====== GIVEN TEXT

In the above described construction, it is possible to simplify the construction when the air blower means is made to be the heat-exchange type air blower means combined with the function of the dehumidifying means.

In accordance with still another aspect, the present invention is characterized by further comprising judging means for judging whether or not the change with time in the temperature difference between the temperatures respectively detected by the first temperature detecting means and the second temperature detecting means is the minimum, the above described determining means determining that the drying processing is terminated when the temperature difference reaches a value obtained by adding a predetermined temperature to a temperature difference in a case where the judging means judges that the change with time in the temperature difference is the minimum.

If the present invention is thus constructed, the temperature difference which forms a basis required to determine the termination of the drying processing is found depending on whether or not the change with time is the minimum, thereby to make it possible to find an always stable temperature difference which forms a basis. Accordingly, it is possible to determine the termination of the drying processing more accurately.

Furthermore, it is preferable that the above described second temperature detecting means is sealed by a predetermined cover. The reason for this is that the termination of the drying processing can be prevented from being erroneously determined, and the failures can be minimized.

The foregoing and other objects, features, aspects and advantages of the present invention will become more apparent from the following detailed description of the present invention when taken in conjunction with the accompanying drawings.

FIG. 1 is a front view showing the construction of a clothes drier according to a first embodiment of the present invention;

FIG. 2 is a cross sectional view taken along a line A-O-A1 shown in FIG. 1;

FIGS. 3A and 3B are diagrams for explaining portions related to a substrate case constituting a part of the clothes drier;

FIG. 4 is a front view showing a control plate, a part of which is omitted constituting a part of the clothes drier;

FIG. 5 is a block diagram showing the electrical construction of the clothes drier;

FIG. 6 is a diagram showing the change with time in temperatures respectively detected by two temperature sensors constituting a part of the clothes drier and the change with time in the temperature difference between the above described temperatures;

FIG. 7 is a diagram showing the difference in the substrate temperature depending on the room temperature, the degree of heating in a heater, and the clogging conditions of a lint filter;

FIG. 8 is a flow chart for explaining operations performed by the clothes drier; and

FIGS. 9A and 9B are diagrams showing the change with time in temperatures respectively detected by conventional two temperature sensors and the change with time in the temperature difference between the above described temperatures.

============
====== INFORMATION SUPPLIED

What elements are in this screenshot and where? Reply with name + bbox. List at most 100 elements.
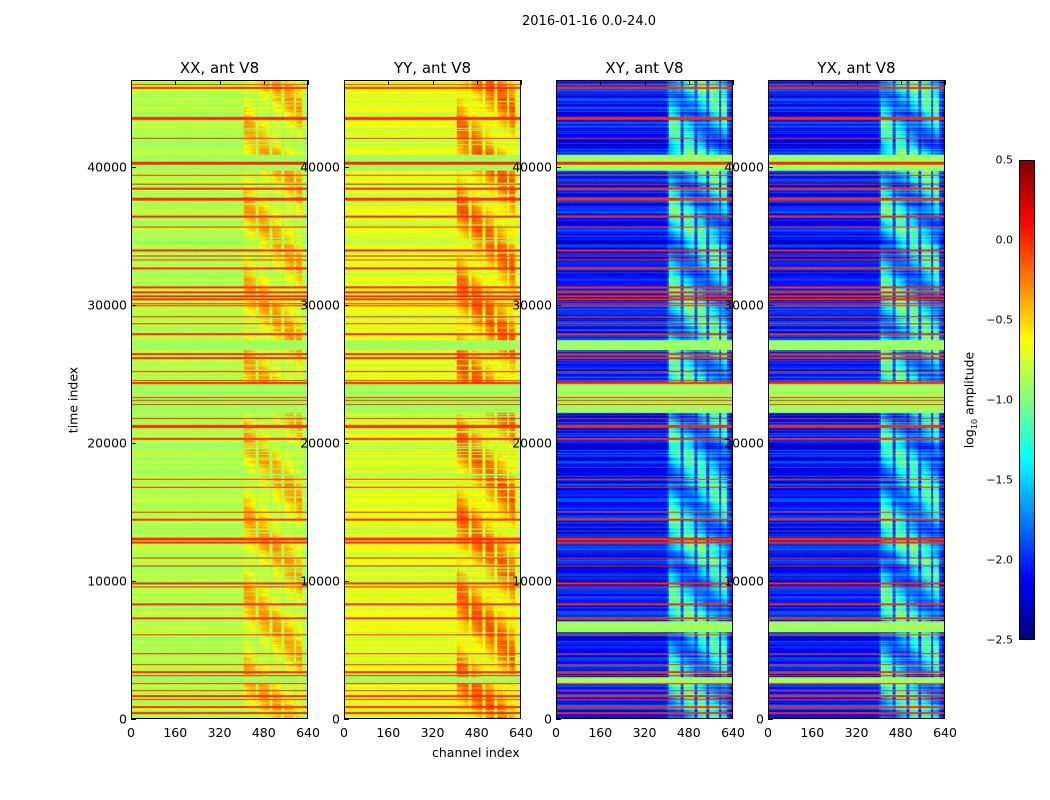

============

• **PROBLEMS**:
**a.** In the clothes drier patent text, what is the second temperature detecting means preferably sealed by?
**b.** Reproduce the clothes drier patent text from "If the present" to "processing more accurately.", with no changes.
**c.** Carry on writing the clothes drier patent text from the point where it ends.

• **WRITTEN ANSWERS**:
**a.** A predetermined cover.

**b.**
If the present invention is thus constructed, the temperature difference which forms a basis required to determine the termination of the drying processing is found depending on whether or not the change with time is the minimum, thereby to make it possible to find an always stable temperature difference which forms a basis. Accordingly, it is possible to determine the termination of the drying processing more accurately.

**c.**
FIG. 1 is a front view showing the schematic construction of a clothes drier according to one embodiment of the present invention. A door 2 for throwing clothes in the clothes drier is mounted on the center of a front surface of a drier body 1 so that it can be freely opened or closed. In addition, a control plate 3 comprising a start key and the like as described later is mounted on the bottom of the front surface of the drier body 1.

FIG. 2 is a cross sectional view taken along a line A-O-A1 shown in FIG. 1. A drying chamber 4 is formed inside the drier body 1, and a rotating drum 5 for containing clothes is mounted inside the drying chamber 4.

The rotating drum 5 on the side of its front surface is rotatably supported on the drier body 1 through a felt or the like (not shown) by a drum supporting plate 6 made of an annular sheet metal which is mounted so as to enclose the door 2. In addition, the rotating drum 5 on the side of its rear surface is rotatably supported on the drier body 1 by a shaft 7. Further, an air inlet 8 for entrapping heated air as described later is formed in a lower part of the front surface of the rotating drum 5. In addition, an air outlet 9 is formed in the vicinity of the center of the rear surface of the rotating drum 5, and the air outlet 9 is covered with a lint filter 10. Reference numeral 11 denotes a sealing member for sealing a portion between the drying chamber 4 and a fan chamber as described later in order that air exhausted through the air outlet 9 does not to enter the drying chamber 4.

A fan chamber 13 containing a heat-exchange type double-sided fan 12 fixed to the shaft 7 is partitioned by a fan casing 14 behind the rotating drum 5. The double-sided fan 12 functions as air blower means as well as dehumidifying means for circulating air in the drier body 1 as well as removing water from the air being circulated, as described in detail later. The fan casing 14 is provided with a partitioning plate 15 made of synthetic resin so as to enclose the double-sided fan 12. The double-sided fan 12 is contained in a circular opening in the center of the partitioning plate 15, whereby an inner space of the fan chamber 13 is partitioned into a dry air duct 13a and a cold air duct 13b. The cold air duct 13b is connected to the drying chamber 4 in the upper part of the drier body 1.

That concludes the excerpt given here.